-- Start --

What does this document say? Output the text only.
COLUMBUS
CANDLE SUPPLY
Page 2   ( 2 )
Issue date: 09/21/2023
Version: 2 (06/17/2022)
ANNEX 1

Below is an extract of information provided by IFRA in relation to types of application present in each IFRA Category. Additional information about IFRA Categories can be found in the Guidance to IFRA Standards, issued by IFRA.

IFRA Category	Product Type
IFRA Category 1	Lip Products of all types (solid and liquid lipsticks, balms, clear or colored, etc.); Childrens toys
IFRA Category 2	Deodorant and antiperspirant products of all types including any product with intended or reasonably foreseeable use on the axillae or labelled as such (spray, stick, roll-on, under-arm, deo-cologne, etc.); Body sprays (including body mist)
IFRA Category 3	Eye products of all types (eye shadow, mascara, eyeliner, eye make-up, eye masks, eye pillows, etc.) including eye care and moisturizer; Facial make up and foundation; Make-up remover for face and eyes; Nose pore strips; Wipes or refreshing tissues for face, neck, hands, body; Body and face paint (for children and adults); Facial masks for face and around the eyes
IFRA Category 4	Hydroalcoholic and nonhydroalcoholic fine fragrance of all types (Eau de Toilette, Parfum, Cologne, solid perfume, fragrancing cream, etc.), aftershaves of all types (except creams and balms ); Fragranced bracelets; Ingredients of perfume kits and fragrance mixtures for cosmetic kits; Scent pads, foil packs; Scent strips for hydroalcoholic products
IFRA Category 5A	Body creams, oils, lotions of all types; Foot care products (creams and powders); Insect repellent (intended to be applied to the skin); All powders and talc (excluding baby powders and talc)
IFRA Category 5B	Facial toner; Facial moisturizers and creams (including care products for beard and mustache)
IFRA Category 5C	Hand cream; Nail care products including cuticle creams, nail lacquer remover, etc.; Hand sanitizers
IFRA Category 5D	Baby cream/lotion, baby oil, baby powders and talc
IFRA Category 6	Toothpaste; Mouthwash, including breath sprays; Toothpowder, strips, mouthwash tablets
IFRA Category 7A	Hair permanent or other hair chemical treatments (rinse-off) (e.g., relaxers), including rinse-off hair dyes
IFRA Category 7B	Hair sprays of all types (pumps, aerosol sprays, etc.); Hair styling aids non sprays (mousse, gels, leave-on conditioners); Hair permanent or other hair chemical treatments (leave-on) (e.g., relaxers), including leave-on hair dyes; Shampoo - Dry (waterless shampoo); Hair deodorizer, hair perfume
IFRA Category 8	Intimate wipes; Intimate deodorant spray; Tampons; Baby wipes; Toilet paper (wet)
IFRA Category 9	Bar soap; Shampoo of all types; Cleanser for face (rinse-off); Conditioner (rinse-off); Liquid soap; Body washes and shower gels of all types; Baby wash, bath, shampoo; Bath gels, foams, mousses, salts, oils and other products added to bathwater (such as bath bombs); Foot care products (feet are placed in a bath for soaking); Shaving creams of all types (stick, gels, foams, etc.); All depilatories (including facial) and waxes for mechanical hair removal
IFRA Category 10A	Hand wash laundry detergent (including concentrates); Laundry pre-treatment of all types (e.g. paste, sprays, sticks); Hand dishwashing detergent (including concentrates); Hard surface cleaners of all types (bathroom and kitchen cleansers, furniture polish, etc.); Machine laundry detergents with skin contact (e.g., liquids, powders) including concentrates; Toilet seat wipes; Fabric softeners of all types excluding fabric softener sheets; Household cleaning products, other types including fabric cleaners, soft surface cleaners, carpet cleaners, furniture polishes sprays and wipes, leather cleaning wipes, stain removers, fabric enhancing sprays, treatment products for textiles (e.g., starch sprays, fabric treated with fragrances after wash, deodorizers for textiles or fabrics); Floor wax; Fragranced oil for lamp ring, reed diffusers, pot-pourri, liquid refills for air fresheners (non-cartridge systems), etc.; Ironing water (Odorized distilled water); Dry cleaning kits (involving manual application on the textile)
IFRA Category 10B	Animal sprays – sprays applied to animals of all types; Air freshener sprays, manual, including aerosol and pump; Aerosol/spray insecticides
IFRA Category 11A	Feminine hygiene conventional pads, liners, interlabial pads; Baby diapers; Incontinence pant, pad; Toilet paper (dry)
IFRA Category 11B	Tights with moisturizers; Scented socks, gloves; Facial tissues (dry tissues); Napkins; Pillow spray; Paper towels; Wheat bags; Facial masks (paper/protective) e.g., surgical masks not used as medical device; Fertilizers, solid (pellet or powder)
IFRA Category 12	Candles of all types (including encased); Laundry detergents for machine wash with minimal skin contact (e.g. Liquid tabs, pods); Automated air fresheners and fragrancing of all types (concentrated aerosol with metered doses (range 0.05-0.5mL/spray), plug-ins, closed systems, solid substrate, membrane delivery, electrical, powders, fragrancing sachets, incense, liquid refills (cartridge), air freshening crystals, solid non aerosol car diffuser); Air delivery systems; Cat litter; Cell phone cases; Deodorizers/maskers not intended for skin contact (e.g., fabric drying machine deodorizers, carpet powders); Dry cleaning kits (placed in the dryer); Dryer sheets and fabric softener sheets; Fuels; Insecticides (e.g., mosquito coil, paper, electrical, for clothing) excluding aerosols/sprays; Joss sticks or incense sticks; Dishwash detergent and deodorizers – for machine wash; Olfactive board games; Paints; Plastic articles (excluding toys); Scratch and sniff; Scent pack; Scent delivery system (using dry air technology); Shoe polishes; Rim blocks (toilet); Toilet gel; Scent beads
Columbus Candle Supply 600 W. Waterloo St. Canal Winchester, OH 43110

-- End --

• Exercise brief: Go through the records and print each one exactly.

• Complete response:
What does this document say? Output the text only.
COLUMBUS
CANDLE SUPPLY
Page 2   ( 2 )
Issue date: 09/21/2023
Version: 2 (06/17/2022)
ANNEX 1

Below is an extract of information provided by IFRA in relation to types of application present in each IFRA Category. Additional information about IFRA Categories can be found in the Guidance to IFRA Standards, issued by IFRA.

IFRA Category	Product Type
IFRA Category 1	Lip Products of all types (solid and liquid lipsticks, balms, clear or colored, etc.); Childrens toys
IFRA Category 2	Deodorant and antiperspirant products of all types including any product with intended or reasonably foreseeable use on the axillae or labelled as such (spray, stick, roll-on, under-arm, deo-cologne, etc.); Body sprays (including body mist)
IFRA Category 3	Eye products of all types (eye shadow, mascara, eyeliner, eye make-up, eye masks, eye pillows, etc.) including eye care and moisturizer; Facial make up and foundation; Make-up remover for face and eyes; Nose pore strips; Wipes or refreshing tissues for face, neck, hands, body; Body and face paint (for children and adults); Facial masks for face and around the eyes
IFRA Category 4	Hydroalcoholic and nonhydroalcoholic fine fragrance of all types (Eau de Toilette, Parfum, Cologne, solid perfume, fragrancing cream, etc.), aftershaves of all types (except creams and balms ); Fragranced bracelets; Ingredients of perfume kits and fragrance mixtures for cosmetic kits; Scent pads, foil packs; Scent strips for hydroalcoholic products
IFRA Category 5A	Body creams, oils, lotions of all types; Foot care products (creams and powders); Insect repellent (intended to be applied to the skin); All powders and talc (excluding baby powders and talc)
IFRA Category 5B	Facial toner; Facial moisturizers and creams (including care products for beard and mustache)
IFRA Category 5C	Hand cream; Nail care products including cuticle creams, nail lacquer remover, etc.; Hand sanitizers
IFRA Category 5D	Baby cream/lotion, baby oil, baby powders and talc
IFRA Category 6	Toothpaste; Mouthwash, including breath sprays; Toothpowder, strips, mouthwash tablets
IFRA Category 7A	Hair permanent or other hair chemical treatments (rinse-off) (e.g., relaxers), including rinse-off hair dyes
IFRA Category 7B	Hair sprays of all types (pumps, aerosol sprays, etc.); Hair styling aids non sprays (mousse, gels, leave-on conditioners); Hair permanent or other hair chemical treatments (leave-on) (e.g., relaxers), including leave-on hair dyes; Shampoo - Dry (waterless shampoo); Hair deodorizer, hair perfume
IFRA Category 8	Intimate wipes; Intimate deodorant spray; Tampons; Baby wipes; Toilet paper (wet)
IFRA Category 9	Bar soap; Shampoo of all types; Cleanser for face (rinse-off); Conditioner (rinse-off); Liquid soap; Body washes and shower gels of all types; Baby wash, bath, shampoo; Bath gels, foams, mousses, salts, oils and other products added to bathwater (such as bath bombs); Foot care products (feet are placed in a bath for soaking); Shaving creams of all types (stick, gels, foams, etc.); All depilatories (including facial) and waxes for mechanical hair removal
IFRA Category 10A	Hand wash laundry detergent (including concentrates); Laundry pre-treatment of all types (e.g. paste, sprays, sticks); Hand dishwashing detergent (including concentrates); Hard surface cleaners of all types (bathroom and kitchen cleansers, furniture polish, etc.); Machine laundry detergents with skin contact (e.g., liquids, powders) including concentrates; Toilet seat wipes; Fabric softeners of all types excluding fabric softener sheets; Household cleaning products, other types including fabric cleaners, soft surface cleaners, carpet cleaners, furniture polishes sprays and wipes, leather cleaning wipes, stain removers, fabric enhancing sprays, treatment products for textiles (e.g., starch sprays, fabric treated with fragrances after wash, deodorizers for textiles or fabrics); Floor wax; Fragranced oil for lamp ring, reed diffusers, pot-pourri, liquid refills for air fresheners (non-cartridge systems), etc.; Ironing water (Odorized distilled water); Dry cleaning kits (involving manual application on the textile)
IFRA Category 10B	Animal sprays – sprays applied to animals of all types; Air freshener sprays, manual, including aerosol and pump; Aerosol/spray insecticides
IFRA Category 11A	Feminine hygiene conventional pads, liners, interlabial pads; Baby diapers; Incontinence pant, pad; Toilet paper (dry)
IFRA Category 11B	Tights with moisturizers; Scented socks, gloves; Facial tissues (dry tissues); Napkins; Pillow spray; Paper towels; Wheat bags; Facial masks (paper/protective) e.g., surgical masks not used as medical device; Fertilizers, solid (pellet or powder)
IFRA Category 12	Candles of all types (including encased); Laundry detergents for machine wash with minimal skin contact (e.g. Liquid tabs, pods); Automated air fresheners and fragrancing of all types (concentrated aerosol with metered doses (range 0.05-0.5mL/spray), plug-ins, closed systems, solid substrate, membrane delivery, electrical, powders, fragrancing sachets, incense, liquid refills (cartridge), air freshening crystals, solid non aerosol car diffuser); Air delivery systems; Cat litter; Cell phone cases; Deodorizers/maskers not intended for skin contact (e.g., fabric drying machine deodorizers, carpet powders); Dry cleaning kits (placed in the dryer); Dryer sheets and fabric softener sheets; Fuels; Insecticides (e.g., mosquito coil, paper, electrical, for clothing) excluding aerosols/sprays; Joss sticks or incense sticks; Dishwash detergent and deodorizers – for machine wash; Olfactive board games; Paints; Plastic articles (excluding toys); Scratch and sniff; Scent pack; Scent delivery system (using dry air technology); Shoe polishes; Rim blocks (toilet); Toilet gel; Scent beads
Columbus Candle Supply 600 W. Waterloo St. Canal Winchester, OH 43110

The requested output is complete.